[Stored data]
_____
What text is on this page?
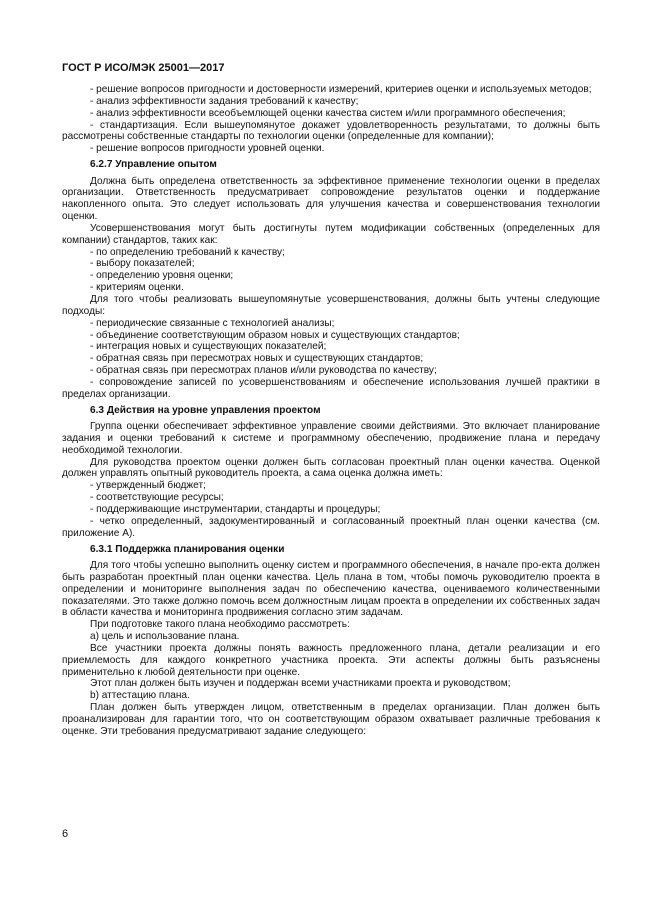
ГОСТ Р ИСО/МЭК 25001—2017
- решение вопросов пригодности и достоверности измерений, критериев оценки и используемых методов;
- анализ эффективности задания требований к качеству;
- анализ эффективности всеобъемлющей оценки качества систем и/или программного обеспечения;
- стандартизация. Если вышеупомянутое докажет удовлетворенность результатами, то должны быть рассмотрены собственные стандарты по технологии оценки (определенные для компании);
- решение вопросов пригодности уровней оценки.
6.2.7 Управление опытом
Должна быть определена ответственность за эффективное применение технологии оценки в пределах организации. Ответственность предусматривает сопровождение результатов оценки и поддержание накопленного опыта. Это следует использовать для улучшения качества и совершенствования технологии оценки.
Усовершенствования могут быть достигнуты путем модификации собственных (определенных для компании) стандартов, таких как:
- по определению требований к качеству;
- выбору показателей;
- определению уровня оценки;
- критериям оценки.
Для того чтобы реализовать вышеупомянутые усовершенствования, должны быть учтены следующие подходы:
- периодические связанные с технологией анализы;
- объединение соответствующим образом новых и существующих стандартов;
- интеграция новых и существующих показателей;
- обратная связь при пересмотрах новых и существующих стандартов;
- обратная связь при пересмотрах планов и/или руководства по качеству;
- сопровождение записей по усовершенствованиям и обеспечение использования лучшей практики в пределах организации.
6.3 Действия на уровне управления проектом
Группа оценки обеспечивает эффективное управление своими действиями. Это включает планирование задания и оценки требований к системе и программному обеспечению, продвижение плана и передачу необходимой технологии.
Для руководства проектом оценки должен быть согласован проектный план оценки качества. Оценкой должен управлять опытный руководитель проекта, а сама оценка должна иметь:
- утвержденный бюджет;
- соответствующие ресурсы;
- поддерживающие инструментарии, стандарты и процедуры;
- четко определенный, задокументированный и согласованный проектный план оценки качества (см. приложение А).
6.3.1 Поддержка планирования оценки
Для того чтобы успешно выполнить оценку систем и программного обеспечения, в начале про-екта должен быть разработан проектный план оценки качества. Цель плана в том, чтобы помочь руководителю проекта в определении и мониторинге выполнения задач по обеспечению качества, оцениваемого количественными показателями. Это также должно помочь всем должностным лицам проекта в определении их собственных задач в области качества и мониторинга продвижения согласно этим задачам.
При подготовке такого плана необходимо рассмотреть:
a) цель и использование плана.
Все участники проекта должны понять важность предложенного плана, детали реализации и его приемлемость для каждого конкретного участника проекта. Эти аспекты должны быть разъяснены применительно к любой деятельности при оценке.
Этот план должен быть изучен и поддержан всеми участниками проекта и руководством;
b) аттестацию плана.
План должен быть утвержден лицом, ответственным в пределах организации. План должен быть проанализирован для гарантии того, что он соответствующим образом охватывает различные требования к оценке. Эти требования предусматривают задание следующего:
6
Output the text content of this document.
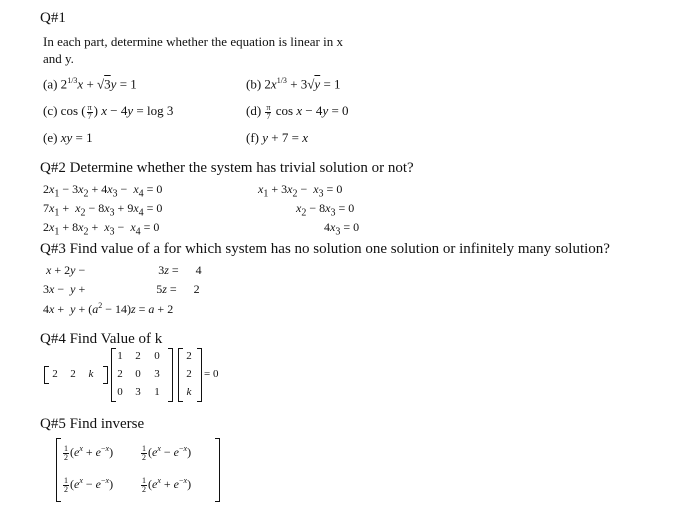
Q#1
In each part, determine whether the equation is linear in x
and y.
(a) $2^{1/3}x + √3y = 1$	(b) $2x^{1/3} + 3√y = 1$
(c) cos ( $\frac{\pi}{7}$ ) x − 4y = log 3	$(d) \frac{\pi}{7}$ cos x − 4y = 0
(e) xy = 1	(f) y + 7 = x
Q#2 Determine whether the system has trivial solution or not?
$2x_1 - 3x_2 + 4x_3 - x_4 = 0$
$7x_1 + x_2 - 8x_3 + 9x_4 = 0$
$2x_1 + 8x_2 + x_3 - x_4 = 0$
$x_1 + 3x_2 - x_3 = 0$
$x_2 - 8x_3 = 0$
$4x_3 = 0$
Q#3 Find value of a for which system has no solution one solution or infinitely many solution?
x + 2y −	3z = 4
3x −  y +	5z = 2
$4x + y + (a^2 - 14)z = a + 2$
Q#4 Find Value of k
2	2	k
1	2	0
2	0	3
0	3	1
2
2
k
= 0
Q#5 Find inverse
$\frac{1}{2} (e^x + e^{-x})$	$\frac{1}{2} (e^x - e^{-x})$
$\frac{1}{2} (e^x - e^{-x})$	$\frac{1}{2} (e^x + e^{-x})$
_____
[What you have to do] Leaving out every picture, transcribe exactly the lines from the line that contains "Output the text content of this document." through the final line of the entries above.

[The completed task]
Output the text content of this document.
Q#1
In each part, determine whether the equation is linear in x
and y.
(a) $2^{1/3}x + √3y = 1$	(b) $2x^{1/3} + 3√y = 1$
(c) cos ( $\frac{\pi}{7}$ ) x − 4y = log 3	$(d) \frac{\pi}{7}$ cos x − 4y = 0
(e) xy = 1	(f) y + 7 = x
Q#2 Determine whether the system has trivial solution or not?
$2x_1 - 3x_2 + 4x_3 - x_4 = 0$
$7x_1 + x_2 - 8x_3 + 9x_4 = 0$
$2x_1 + 8x_2 + x_3 - x_4 = 0$
$x_1 + 3x_2 - x_3 = 0$
$x_2 - 8x_3 = 0$
$4x_3 = 0$
Q#3 Find value of a for which system has no solution one solution or infinitely many solution?
x + 2y −	3z = 4
3x −  y +	5z = 2
$4x + y + (a^2 - 14)z = a + 2$
Q#4 Find Value of k
2	2	k
1	2	0
2	0	3
0	3	1
2
2
k
= 0
Q#5 Find inverse
$\frac{1}{2} (e^x + e^{-x})$	$\frac{1}{2} (e^x - e^{-x})$
$\frac{1}{2} (e^x - e^{-x})$	$\frac{1}{2} (e^x + e^{-x})$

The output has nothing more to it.